Omit all pictures. Copy the rest of the material exactly.

** BEGIN DATA ENTRIES **

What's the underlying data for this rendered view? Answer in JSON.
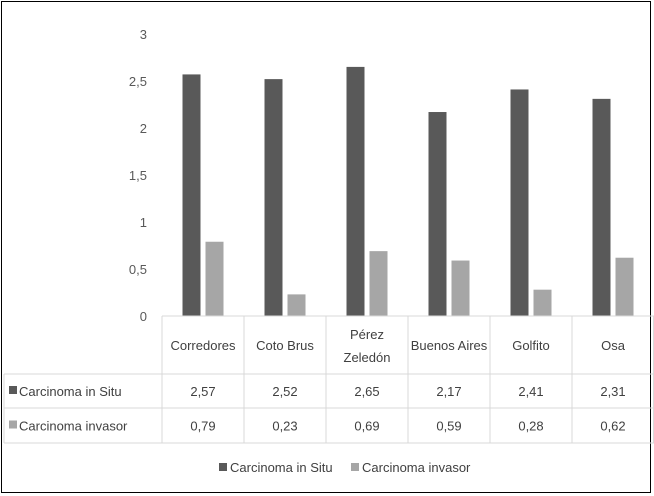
{
  "chart_data": {
    "type": "bar",
    "categories": [
      "Corredores",
      "Coto Brus",
      "Pérez Zeledón",
      "Buenos Aires",
      "Golfito",
      "Osa"
    ],
    "category_lines": [
      [
        "Corredores"
      ],
      [
        "Coto Brus"
      ],
      [
        "Pérez",
        "Zeledón"
      ],
      [
        "Buenos Aires"
      ],
      [
        "Golfito"
      ],
      [
        "Osa"
      ]
    ],
    "series": [
      {
        "name": "Carcinoma in Situ",
        "values": [
          2.57,
          2.52,
          2.65,
          2.17,
          2.41,
          2.31
        ],
        "labels": [
          "2,57",
          "2,52",
          "2,65",
          "2,17",
          "2,41",
          "2,31"
        ]
      },
      {
        "name": "Carcinoma invasor",
        "values": [
          0.79,
          0.23,
          0.69,
          0.59,
          0.28,
          0.62
        ],
        "labels": [
          "0,79",
          "0,23",
          "0,69",
          "0,59",
          "0,28",
          "0,62"
        ]
      }
    ],
    "yticks": [
      "0",
      "0,5",
      "1",
      "1,5",
      "2",
      "2,5",
      "3"
    ],
    "ylim": [
      0,
      3
    ],
    "grid": false,
    "data_table": true,
    "legend_position": "bottom",
    "colors": {
      "series_1": "#595959",
      "series_2": "#a6a6a6",
      "table_border": "#d9d9d9",
      "text": "#404040"
    }
  }
}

** END DATA ENTRIES **

- [SOLUTION FOR THIS TASK]:
What's the underlying data for this rendered view? Answer in JSON.
{
  "chart_data": {
    "type": "bar",
    "categories": [
      "Corredores",
      "Coto Brus",
      "Pérez Zeledón",
      "Buenos Aires",
      "Golfito",
      "Osa"
    ],
    "category_lines": [
      [
        "Corredores"
      ],
      [
        "Coto Brus"
      ],
      [
        "Pérez",
        "Zeledón"
      ],
      [
        "Buenos Aires"
      ],
      [
        "Golfito"
      ],
      [
        "Osa"
      ]
    ],
    "series": [
      {
        "name": "Carcinoma in Situ",
        "values": [
          2.57,
          2.52,
          2.65,
          2.17,
          2.41,
          2.31
        ],
        "labels": [
          "2,57",
          "2,52",
          "2,65",
          "2,17",
          "2,41",
          "2,31"
        ]
      },
      {
        "name": "Carcinoma invasor",
        "values": [
          0.79,
          0.23,
          0.69,
          0.59,
          0.28,
          0.62
        ],
        "labels": [
          "0,79",
          "0,23",
          "0,69",
          "0,59",
          "0,28",
          "0,62"
        ]
      }
    ],
    "yticks": [
      "0",
      "0,5",
      "1",
      "1,5",
      "2",
      "2,5",
      "3"
    ],
    "ylim": [
      0,
      3
    ],
    "grid": false,
    "data_table": true,
    "legend_position": "bottom",
    "colors": {
      "series_1": "#595959",
      "series_2": "#a6a6a6",
      "table_border": "#d9d9d9",
      "text": "#404040"
    }
  }
}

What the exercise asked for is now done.